* _Requirements_
(a) In the text about mountain water, which valley did the writer visit this July?
(b) Translate this sentence from the text about mountain water into Spanish: "The water seems to hurl itself downwards over rocks and small drops with an apparent driving intent."
(c) Reproduce word for word the part of the text about mountain water starting at "The impact of" and ending at "to impress me.".
--- Start Text section ---
We are the water planet. And we are water beings..even those of us who don’t swim or like getting immersed in h20, every living thing on Earth..we are made of water, we are totally dependent on water for life. Personally, though i am always amazed by the sea – or any great body of water – i am not especially attracted to it. Indeed i see the attraction of visiting the “seaside” as something akin to the attraction of visiting a zone affected by the plague. I prefer my water in large quantities frozen. Nevertheless i am not immune to the delights of flowing liquid water in lesser volumes. Have i not waxed lyrical this very Spring on the wonderful waters of the Sierra de Guadarrama? The streams and waterfalls of Guadarrama tend to dry up a bit however as the Summer progresses, the higher Sierra taking on a very desert appearance. Not so the Pyrenees. Summer in the mountains of Pirene is just a continuation of..la fiesta del agua.
This month of July we visited the Benasque Valley, once again, to experience this liquid fiesta..
The impact of the Estós River as you walk up the lower Estós Valley, just off the main Valley of Benasque, is truly forceful. The water seems to hurl itself downwards over rocks and small drops with an apparent driving intent. Year after year, in late Spring or early Summer, it never ceases to impress me.
--- End Text section ---
--- Start Record list ---
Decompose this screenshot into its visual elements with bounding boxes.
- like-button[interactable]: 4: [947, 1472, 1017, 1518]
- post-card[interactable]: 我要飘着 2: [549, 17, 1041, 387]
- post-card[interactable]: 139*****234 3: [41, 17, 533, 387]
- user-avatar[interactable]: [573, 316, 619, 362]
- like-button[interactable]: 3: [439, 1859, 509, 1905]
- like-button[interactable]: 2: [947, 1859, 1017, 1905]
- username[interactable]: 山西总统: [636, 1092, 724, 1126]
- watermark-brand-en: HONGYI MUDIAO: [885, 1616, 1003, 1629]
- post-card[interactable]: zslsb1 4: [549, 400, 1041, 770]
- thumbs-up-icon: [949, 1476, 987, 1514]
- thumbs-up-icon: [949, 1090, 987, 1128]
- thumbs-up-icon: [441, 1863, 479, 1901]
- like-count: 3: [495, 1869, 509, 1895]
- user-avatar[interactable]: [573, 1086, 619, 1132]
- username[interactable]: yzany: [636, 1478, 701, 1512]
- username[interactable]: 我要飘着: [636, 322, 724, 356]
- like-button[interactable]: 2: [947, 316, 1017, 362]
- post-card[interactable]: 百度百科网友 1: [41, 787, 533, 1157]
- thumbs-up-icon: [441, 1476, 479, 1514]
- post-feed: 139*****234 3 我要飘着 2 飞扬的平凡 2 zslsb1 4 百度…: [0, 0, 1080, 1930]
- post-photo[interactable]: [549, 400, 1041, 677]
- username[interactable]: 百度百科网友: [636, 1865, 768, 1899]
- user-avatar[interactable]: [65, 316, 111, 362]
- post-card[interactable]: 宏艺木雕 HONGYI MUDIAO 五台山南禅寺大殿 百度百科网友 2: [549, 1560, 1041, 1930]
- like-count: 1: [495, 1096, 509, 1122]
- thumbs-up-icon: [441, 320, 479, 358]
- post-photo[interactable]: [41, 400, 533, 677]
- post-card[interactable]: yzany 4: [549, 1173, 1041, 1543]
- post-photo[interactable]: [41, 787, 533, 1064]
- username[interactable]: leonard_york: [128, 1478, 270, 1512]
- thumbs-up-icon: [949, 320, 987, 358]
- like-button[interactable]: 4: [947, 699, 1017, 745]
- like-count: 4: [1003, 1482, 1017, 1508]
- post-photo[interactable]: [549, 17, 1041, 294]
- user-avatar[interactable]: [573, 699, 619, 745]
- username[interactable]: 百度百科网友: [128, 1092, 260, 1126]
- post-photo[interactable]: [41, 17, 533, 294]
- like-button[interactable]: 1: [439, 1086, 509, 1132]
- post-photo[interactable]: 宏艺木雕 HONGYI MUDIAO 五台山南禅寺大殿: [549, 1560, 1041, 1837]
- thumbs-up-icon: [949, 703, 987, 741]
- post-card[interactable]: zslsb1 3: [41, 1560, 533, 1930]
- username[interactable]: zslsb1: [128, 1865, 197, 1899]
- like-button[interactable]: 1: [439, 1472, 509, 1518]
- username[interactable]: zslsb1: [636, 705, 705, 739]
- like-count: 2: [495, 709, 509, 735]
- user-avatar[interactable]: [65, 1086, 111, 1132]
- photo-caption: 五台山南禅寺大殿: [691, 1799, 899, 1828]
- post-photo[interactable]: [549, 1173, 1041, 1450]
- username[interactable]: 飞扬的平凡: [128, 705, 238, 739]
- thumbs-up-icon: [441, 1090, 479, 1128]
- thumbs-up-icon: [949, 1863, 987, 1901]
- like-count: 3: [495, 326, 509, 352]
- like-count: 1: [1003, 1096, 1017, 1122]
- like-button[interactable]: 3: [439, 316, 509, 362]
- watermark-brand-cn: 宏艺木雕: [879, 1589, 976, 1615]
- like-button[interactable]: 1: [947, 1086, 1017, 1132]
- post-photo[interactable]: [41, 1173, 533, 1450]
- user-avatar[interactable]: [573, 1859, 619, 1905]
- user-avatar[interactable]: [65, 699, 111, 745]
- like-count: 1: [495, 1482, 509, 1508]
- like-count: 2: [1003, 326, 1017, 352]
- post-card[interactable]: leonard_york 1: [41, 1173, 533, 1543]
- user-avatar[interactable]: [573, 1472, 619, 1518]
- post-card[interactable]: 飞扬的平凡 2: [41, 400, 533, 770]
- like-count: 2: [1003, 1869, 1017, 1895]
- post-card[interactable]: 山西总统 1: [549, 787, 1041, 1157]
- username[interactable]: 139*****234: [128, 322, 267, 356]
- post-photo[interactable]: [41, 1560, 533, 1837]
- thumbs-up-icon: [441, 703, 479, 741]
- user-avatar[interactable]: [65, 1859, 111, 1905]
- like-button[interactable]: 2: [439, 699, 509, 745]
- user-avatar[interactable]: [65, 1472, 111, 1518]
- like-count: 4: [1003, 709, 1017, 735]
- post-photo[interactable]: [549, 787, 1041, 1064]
--- End Record list ---
* _Answers for this exercise_
(a) The Benasque Valley.

(b) El agua parece lanzarse hacia abajo sobre las rocas y pequeños saltos con una aparente intención impulsora.

(c)
The impact of the Estós River as you walk up the lower Estós Valley, just off the main Valley of Benasque, is truly forceful. The water seems to hurl itself downwards over rocks and small drops with an apparent driving intent. Year after year, in late Spring or early Summer, it never ceases to impress me.